### WHAT IS NEEDED
Copy each of the following items word for word, with no changes.

### INPUT RECORDS
━━━━━━━━━━━━━━━━
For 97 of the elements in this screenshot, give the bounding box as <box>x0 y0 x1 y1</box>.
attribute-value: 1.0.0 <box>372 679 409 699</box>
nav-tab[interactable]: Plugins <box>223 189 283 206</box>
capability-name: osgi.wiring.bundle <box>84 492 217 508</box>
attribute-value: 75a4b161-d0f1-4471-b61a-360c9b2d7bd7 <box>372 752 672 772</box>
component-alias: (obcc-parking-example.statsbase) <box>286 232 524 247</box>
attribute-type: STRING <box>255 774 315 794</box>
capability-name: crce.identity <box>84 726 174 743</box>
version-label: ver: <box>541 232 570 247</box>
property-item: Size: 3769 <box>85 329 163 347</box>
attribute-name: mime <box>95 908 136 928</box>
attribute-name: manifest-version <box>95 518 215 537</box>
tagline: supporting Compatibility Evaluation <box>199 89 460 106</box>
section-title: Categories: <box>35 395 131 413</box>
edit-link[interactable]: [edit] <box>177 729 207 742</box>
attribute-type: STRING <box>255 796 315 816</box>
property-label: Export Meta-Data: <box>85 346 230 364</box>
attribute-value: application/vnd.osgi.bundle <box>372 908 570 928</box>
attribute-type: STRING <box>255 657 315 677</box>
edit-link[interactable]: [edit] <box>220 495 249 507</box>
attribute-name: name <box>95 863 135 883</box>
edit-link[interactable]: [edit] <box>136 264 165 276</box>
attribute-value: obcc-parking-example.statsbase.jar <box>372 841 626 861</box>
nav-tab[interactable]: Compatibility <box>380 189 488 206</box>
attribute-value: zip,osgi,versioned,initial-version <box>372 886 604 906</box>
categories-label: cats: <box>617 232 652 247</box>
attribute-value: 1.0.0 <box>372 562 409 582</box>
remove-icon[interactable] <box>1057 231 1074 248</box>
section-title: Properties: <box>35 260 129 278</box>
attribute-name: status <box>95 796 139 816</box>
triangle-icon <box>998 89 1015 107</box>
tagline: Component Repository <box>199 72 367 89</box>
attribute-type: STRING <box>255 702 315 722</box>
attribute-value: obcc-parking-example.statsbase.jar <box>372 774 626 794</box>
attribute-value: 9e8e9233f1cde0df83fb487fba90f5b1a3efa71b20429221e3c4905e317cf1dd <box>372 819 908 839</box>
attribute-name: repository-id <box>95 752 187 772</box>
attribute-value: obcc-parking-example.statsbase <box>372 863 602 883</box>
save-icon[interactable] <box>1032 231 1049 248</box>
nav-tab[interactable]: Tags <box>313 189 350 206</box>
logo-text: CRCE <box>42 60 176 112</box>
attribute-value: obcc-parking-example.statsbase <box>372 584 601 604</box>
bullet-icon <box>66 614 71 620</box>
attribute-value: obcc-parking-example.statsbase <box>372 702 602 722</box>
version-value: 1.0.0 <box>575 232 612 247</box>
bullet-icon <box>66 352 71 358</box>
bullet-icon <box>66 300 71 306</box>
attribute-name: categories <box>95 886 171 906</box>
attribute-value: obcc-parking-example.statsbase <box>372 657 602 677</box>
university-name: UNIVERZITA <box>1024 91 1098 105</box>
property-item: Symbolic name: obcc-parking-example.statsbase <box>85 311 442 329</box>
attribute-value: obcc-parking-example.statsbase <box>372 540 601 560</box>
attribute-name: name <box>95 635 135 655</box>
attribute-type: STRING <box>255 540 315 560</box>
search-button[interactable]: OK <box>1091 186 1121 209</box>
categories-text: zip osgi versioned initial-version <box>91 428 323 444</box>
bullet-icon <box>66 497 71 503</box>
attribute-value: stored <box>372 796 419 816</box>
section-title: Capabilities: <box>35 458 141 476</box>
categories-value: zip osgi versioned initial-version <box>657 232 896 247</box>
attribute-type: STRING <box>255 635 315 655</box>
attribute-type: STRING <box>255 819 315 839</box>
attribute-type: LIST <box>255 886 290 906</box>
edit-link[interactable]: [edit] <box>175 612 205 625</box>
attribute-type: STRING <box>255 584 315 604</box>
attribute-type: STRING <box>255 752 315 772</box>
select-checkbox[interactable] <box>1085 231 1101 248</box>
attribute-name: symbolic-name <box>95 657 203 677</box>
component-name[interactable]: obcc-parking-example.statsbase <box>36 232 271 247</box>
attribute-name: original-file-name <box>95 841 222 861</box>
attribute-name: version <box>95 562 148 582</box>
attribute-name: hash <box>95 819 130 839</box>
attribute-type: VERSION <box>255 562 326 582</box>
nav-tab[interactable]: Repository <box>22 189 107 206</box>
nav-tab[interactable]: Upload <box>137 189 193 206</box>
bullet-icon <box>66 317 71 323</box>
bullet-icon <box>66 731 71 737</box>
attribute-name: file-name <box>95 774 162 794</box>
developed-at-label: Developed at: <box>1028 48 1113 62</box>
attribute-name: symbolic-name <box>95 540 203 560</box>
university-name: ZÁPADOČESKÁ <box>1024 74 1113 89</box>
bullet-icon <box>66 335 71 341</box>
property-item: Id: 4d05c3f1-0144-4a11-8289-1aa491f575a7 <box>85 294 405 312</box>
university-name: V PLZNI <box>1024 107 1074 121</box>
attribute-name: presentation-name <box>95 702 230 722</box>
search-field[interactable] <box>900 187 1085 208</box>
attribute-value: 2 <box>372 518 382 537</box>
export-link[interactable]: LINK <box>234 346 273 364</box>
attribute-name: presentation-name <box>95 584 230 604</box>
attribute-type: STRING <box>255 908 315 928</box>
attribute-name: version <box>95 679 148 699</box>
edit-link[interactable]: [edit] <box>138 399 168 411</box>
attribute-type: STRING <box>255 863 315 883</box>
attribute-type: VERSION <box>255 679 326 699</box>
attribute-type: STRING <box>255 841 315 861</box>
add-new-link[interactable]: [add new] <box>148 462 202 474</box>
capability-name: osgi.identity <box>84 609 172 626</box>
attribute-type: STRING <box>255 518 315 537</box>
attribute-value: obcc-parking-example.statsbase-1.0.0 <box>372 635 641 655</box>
━━━━━━━━━━━━━━━━
### THE RESULT
For 97 of the elements in this screenshot, give the bounding box as <box>x0 y0 x1 y1</box>.
attribute-value: 1.0.0 <box>372 679 409 699</box>
nav-tab[interactable]: Plugins <box>223 189 283 206</box>
capability-name: osgi.wiring.bundle <box>84 492 217 508</box>
attribute-value: 75a4b161-d0f1-4471-b61a-360c9b2d7bd7 <box>372 752 672 772</box>
component-alias: (obcc-parking-example.statsbase) <box>286 232 524 247</box>
attribute-type: STRING <box>255 774 315 794</box>
capability-name: crce.identity <box>84 726 174 743</box>
version-label: ver: <box>541 232 570 247</box>
property-item: Size: 3769 <box>85 329 163 347</box>
attribute-name: mime <box>95 908 136 928</box>
attribute-name: manifest-version <box>95 518 215 537</box>
tagline: supporting Compatibility Evaluation <box>199 89 460 106</box>
section-title: Categories: <box>35 395 131 413</box>
edit-link[interactable]: [edit] <box>177 729 207 742</box>
attribute-type: STRING <box>255 796 315 816</box>
property-label: Export Meta-Data: <box>85 346 230 364</box>
attribute-value: application/vnd.osgi.bundle <box>372 908 570 928</box>
attribute-type: STRING <box>255 657 315 677</box>
edit-link[interactable]: [edit] <box>220 495 249 507</box>
attribute-name: name <box>95 863 135 883</box>
edit-link[interactable]: [edit] <box>136 264 165 276</box>
attribute-value: obcc-parking-example.statsbase.jar <box>372 841 626 861</box>
nav-tab[interactable]: Compatibility <box>380 189 488 206</box>
attribute-value: zip,osgi,versioned,initial-version <box>372 886 604 906</box>
categories-label: cats: <box>617 232 652 247</box>
attribute-value: 1.0.0 <box>372 562 409 582</box>
remove-icon[interactable] <box>1057 231 1074 248</box>
section-title: Properties: <box>35 260 129 278</box>
attribute-name: status <box>95 796 139 816</box>
triangle-icon <box>998 89 1015 107</box>
tagline: Component Repository <box>199 72 367 89</box>
attribute-type: STRING <box>255 702 315 722</box>
attribute-value: obcc-parking-example.statsbase.jar <box>372 774 626 794</box>
attribute-value: 9e8e9233f1cde0df83fb487fba90f5b1a3efa71b20429221e3c4905e317cf1dd <box>372 819 908 839</box>
attribute-name: repository-id <box>95 752 187 772</box>
attribute-value: obcc-parking-example.statsbase <box>372 863 602 883</box>
save-icon[interactable] <box>1032 231 1049 248</box>
nav-tab[interactable]: Tags <box>313 189 350 206</box>
logo-text: CRCE <box>42 60 176 112</box>
attribute-value: obcc-parking-example.statsbase <box>372 584 601 604</box>
bullet-icon <box>66 614 71 620</box>
attribute-value: obcc-parking-example.statsbase <box>372 702 602 722</box>
version-value: 1.0.0 <box>575 232 612 247</box>
bullet-icon <box>66 352 71 358</box>
bullet-icon <box>66 300 71 306</box>
attribute-name: categories <box>95 886 171 906</box>
attribute-value: obcc-parking-example.statsbase <box>372 657 602 677</box>
university-name: UNIVERZITA <box>1024 91 1098 105</box>
property-item: Symbolic name: obcc-parking-example.statsbase <box>85 311 442 329</box>
attribute-value: obcc-parking-example.statsbase <box>372 540 601 560</box>
attribute-name: name <box>95 635 135 655</box>
attribute-type: STRING <box>255 540 315 560</box>
search-button[interactable]: OK <box>1091 186 1121 209</box>
categories-text: zip osgi versioned initial-version <box>91 428 323 444</box>
bullet-icon <box>66 497 71 503</box>
attribute-value: stored <box>372 796 419 816</box>
section-title: Capabilities: <box>35 458 141 476</box>
categories-value: zip osgi versioned initial-version <box>657 232 896 247</box>
attribute-type: STRING <box>255 635 315 655</box>
attribute-type: STRING <box>255 819 315 839</box>
attribute-type: LIST <box>255 886 290 906</box>
edit-link[interactable]: [edit] <box>175 612 205 625</box>
attribute-type: STRING <box>255 584 315 604</box>
attribute-type: STRING <box>255 752 315 772</box>
select-checkbox[interactable] <box>1085 231 1101 248</box>
attribute-name: symbolic-name <box>95 657 203 677</box>
component-name[interactable]: obcc-parking-example.statsbase <box>36 232 271 247</box>
attribute-name: original-file-name <box>95 841 222 861</box>
attribute-name: version <box>95 562 148 582</box>
attribute-name: hash <box>95 819 130 839</box>
attribute-type: VERSION <box>255 562 326 582</box>
nav-tab[interactable]: Repository <box>22 189 107 206</box>
nav-tab[interactable]: Upload <box>137 189 193 206</box>
bullet-icon <box>66 317 71 323</box>
bullet-icon <box>66 731 71 737</box>
attribute-name: file-name <box>95 774 162 794</box>
developed-at-label: Developed at: <box>1028 48 1113 62</box>
attribute-name: symbolic-name <box>95 540 203 560</box>
university-name: ZÁPADOČESKÁ <box>1024 74 1113 89</box>
bullet-icon <box>66 335 71 341</box>
property-item: Id: 4d05c3f1-0144-4a11-8289-1aa491f575a7 <box>85 294 405 312</box>
university-name: V PLZNI <box>1024 107 1074 121</box>
attribute-name: presentation-name <box>95 702 230 722</box>
search-field[interactable] <box>900 187 1085 208</box>
attribute-value: 2 <box>372 518 382 537</box>
export-link[interactable]: LINK <box>234 346 273 364</box>
attribute-name: presentation-name <box>95 584 230 604</box>
attribute-type: STRING <box>255 908 315 928</box>
attribute-name: version <box>95 679 148 699</box>
edit-link[interactable]: [edit] <box>138 399 168 411</box>
attribute-type: STRING <box>255 863 315 883</box>
attribute-type: VERSION <box>255 679 326 699</box>
attribute-type: STRING <box>255 841 315 861</box>
add-new-link[interactable]: [add new] <box>148 462 202 474</box>
capability-name: osgi.identity <box>84 609 172 626</box>
attribute-type: STRING <box>255 518 315 537</box>
attribute-value: obcc-parking-example.statsbase-1.0.0 <box>372 635 641 655</box>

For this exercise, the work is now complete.